### Stated problem
Restate the whole listing exactly.

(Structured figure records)

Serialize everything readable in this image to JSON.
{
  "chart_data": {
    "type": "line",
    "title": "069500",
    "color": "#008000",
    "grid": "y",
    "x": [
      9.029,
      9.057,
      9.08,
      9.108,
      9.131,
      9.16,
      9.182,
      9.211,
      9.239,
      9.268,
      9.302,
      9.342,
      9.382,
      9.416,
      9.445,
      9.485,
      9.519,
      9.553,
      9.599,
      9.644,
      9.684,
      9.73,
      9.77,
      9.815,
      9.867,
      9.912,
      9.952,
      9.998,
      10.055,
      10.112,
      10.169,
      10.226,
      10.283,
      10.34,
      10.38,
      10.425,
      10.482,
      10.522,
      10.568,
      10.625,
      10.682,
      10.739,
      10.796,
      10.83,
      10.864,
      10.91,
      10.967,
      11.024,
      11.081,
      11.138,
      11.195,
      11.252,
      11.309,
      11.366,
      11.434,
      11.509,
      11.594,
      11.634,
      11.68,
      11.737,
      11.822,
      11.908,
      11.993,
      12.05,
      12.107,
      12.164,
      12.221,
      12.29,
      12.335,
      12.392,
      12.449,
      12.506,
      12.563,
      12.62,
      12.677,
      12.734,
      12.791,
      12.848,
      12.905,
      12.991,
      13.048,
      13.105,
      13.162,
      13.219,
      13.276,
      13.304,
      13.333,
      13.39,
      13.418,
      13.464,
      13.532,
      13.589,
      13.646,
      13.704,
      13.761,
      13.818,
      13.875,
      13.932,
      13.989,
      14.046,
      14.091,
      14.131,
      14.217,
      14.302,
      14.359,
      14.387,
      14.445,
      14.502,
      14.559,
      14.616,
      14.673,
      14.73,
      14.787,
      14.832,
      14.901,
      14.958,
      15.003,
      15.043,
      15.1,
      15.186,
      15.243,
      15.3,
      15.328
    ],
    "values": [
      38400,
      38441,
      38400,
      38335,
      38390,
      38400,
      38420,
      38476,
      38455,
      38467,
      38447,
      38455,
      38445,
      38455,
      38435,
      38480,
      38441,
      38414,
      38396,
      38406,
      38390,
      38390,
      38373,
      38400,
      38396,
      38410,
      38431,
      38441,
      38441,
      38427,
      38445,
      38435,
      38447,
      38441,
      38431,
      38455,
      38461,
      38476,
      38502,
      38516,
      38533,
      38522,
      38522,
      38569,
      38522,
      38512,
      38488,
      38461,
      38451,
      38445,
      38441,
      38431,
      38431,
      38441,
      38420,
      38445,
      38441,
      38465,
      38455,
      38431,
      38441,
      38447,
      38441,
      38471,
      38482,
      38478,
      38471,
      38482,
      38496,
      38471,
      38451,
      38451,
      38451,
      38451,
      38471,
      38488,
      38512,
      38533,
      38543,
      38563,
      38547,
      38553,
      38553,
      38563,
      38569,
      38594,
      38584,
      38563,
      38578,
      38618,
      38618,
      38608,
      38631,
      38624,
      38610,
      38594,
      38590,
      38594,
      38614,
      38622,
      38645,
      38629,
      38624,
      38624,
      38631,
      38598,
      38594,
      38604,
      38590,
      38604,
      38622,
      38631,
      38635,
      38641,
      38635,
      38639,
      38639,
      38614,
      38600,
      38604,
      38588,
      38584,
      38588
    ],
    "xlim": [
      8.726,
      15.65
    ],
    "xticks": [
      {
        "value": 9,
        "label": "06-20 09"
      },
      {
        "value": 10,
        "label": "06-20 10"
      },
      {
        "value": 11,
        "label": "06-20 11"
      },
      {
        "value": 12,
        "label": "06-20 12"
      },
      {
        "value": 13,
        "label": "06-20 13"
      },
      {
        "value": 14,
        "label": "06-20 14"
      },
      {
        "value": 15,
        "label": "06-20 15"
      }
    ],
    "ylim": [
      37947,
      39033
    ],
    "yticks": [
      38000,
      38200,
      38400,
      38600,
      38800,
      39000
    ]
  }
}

### The reply
Serialize everything readable in this image to JSON.
{
  "chart_data": {
    "type": "line",
    "title": "069500",
    "color": "#008000",
    "grid": "y",
    "x": [
      9.029,
      9.057,
      9.08,
      9.108,
      9.131,
      9.16,
      9.182,
      9.211,
      9.239,
      9.268,
      9.302,
      9.342,
      9.382,
      9.416,
      9.445,
      9.485,
      9.519,
      9.553,
      9.599,
      9.644,
      9.684,
      9.73,
      9.77,
      9.815,
      9.867,
      9.912,
      9.952,
      9.998,
      10.055,
      10.112,
      10.169,
      10.226,
      10.283,
      10.34,
      10.38,
      10.425,
      10.482,
      10.522,
      10.568,
      10.625,
      10.682,
      10.739,
      10.796,
      10.83,
      10.864,
      10.91,
      10.967,
      11.024,
      11.081,
      11.138,
      11.195,
      11.252,
      11.309,
      11.366,
      11.434,
      11.509,
      11.594,
      11.634,
      11.68,
      11.737,
      11.822,
      11.908,
      11.993,
      12.05,
      12.107,
      12.164,
      12.221,
      12.29,
      12.335,
      12.392,
      12.449,
      12.506,
      12.563,
      12.62,
      12.677,
      12.734,
      12.791,
      12.848,
      12.905,
      12.991,
      13.048,
      13.105,
      13.162,
      13.219,
      13.276,
      13.304,
      13.333,
      13.39,
      13.418,
      13.464,
      13.532,
      13.589,
      13.646,
      13.704,
      13.761,
      13.818,
      13.875,
      13.932,
      13.989,
      14.046,
      14.091,
      14.131,
      14.217,
      14.302,
      14.359,
      14.387,
      14.445,
      14.502,
      14.559,
      14.616,
      14.673,
      14.73,
      14.787,
      14.832,
      14.901,
      14.958,
      15.003,
      15.043,
      15.1,
      15.186,
      15.243,
      15.3,
      15.328
    ],
    "values": [
      38400,
      38441,
      38400,
      38335,
      38390,
      38400,
      38420,
      38476,
      38455,
      38467,
      38447,
      38455,
      38445,
      38455,
      38435,
      38480,
      38441,
      38414,
      38396,
      38406,
      38390,
      38390,
      38373,
      38400,
      38396,
      38410,
      38431,
      38441,
      38441,
      38427,
      38445,
      38435,
      38447,
      38441,
      38431,
      38455,
      38461,
      38476,
      38502,
      38516,
      38533,
      38522,
      38522,
      38569,
      38522,
      38512,
      38488,
      38461,
      38451,
      38445,
      38441,
      38431,
      38431,
      38441,
      38420,
      38445,
      38441,
      38465,
      38455,
      38431,
      38441,
      38447,
      38441,
      38471,
      38482,
      38478,
      38471,
      38482,
      38496,
      38471,
      38451,
      38451,
      38451,
      38451,
      38471,
      38488,
      38512,
      38533,
      38543,
      38563,
      38547,
      38553,
      38553,
      38563,
      38569,
      38594,
      38584,
      38563,
      38578,
      38618,
      38618,
      38608,
      38631,
      38624,
      38610,
      38594,
      38590,
      38594,
      38614,
      38622,
      38645,
      38629,
      38624,
      38624,
      38631,
      38598,
      38594,
      38604,
      38590,
      38604,
      38622,
      38631,
      38635,
      38641,
      38635,
      38639,
      38639,
      38614,
      38600,
      38604,
      38588,
      38584,
      38588
    ],
    "xlim": [
      8.726,
      15.65
    ],
    "xticks": [
      {
        "value": 9,
        "label": "06-20 09"
      },
      {
        "value": 10,
        "label": "06-20 10"
      },
      {
        "value": 11,
        "label": "06-20 11"
      },
      {
        "value": 12,
        "label": "06-20 12"
      },
      {
        "value": 13,
        "label": "06-20 13"
      },
      {
        "value": 14,
        "label": "06-20 14"
      },
      {
        "value": 15,
        "label": "06-20 15"
      }
    ],
    "ylim": [
      37947,
      39033
    ],
    "yticks": [
      38000,
      38200,
      38400,
      38600,
      38800,
      39000
    ]
  }
}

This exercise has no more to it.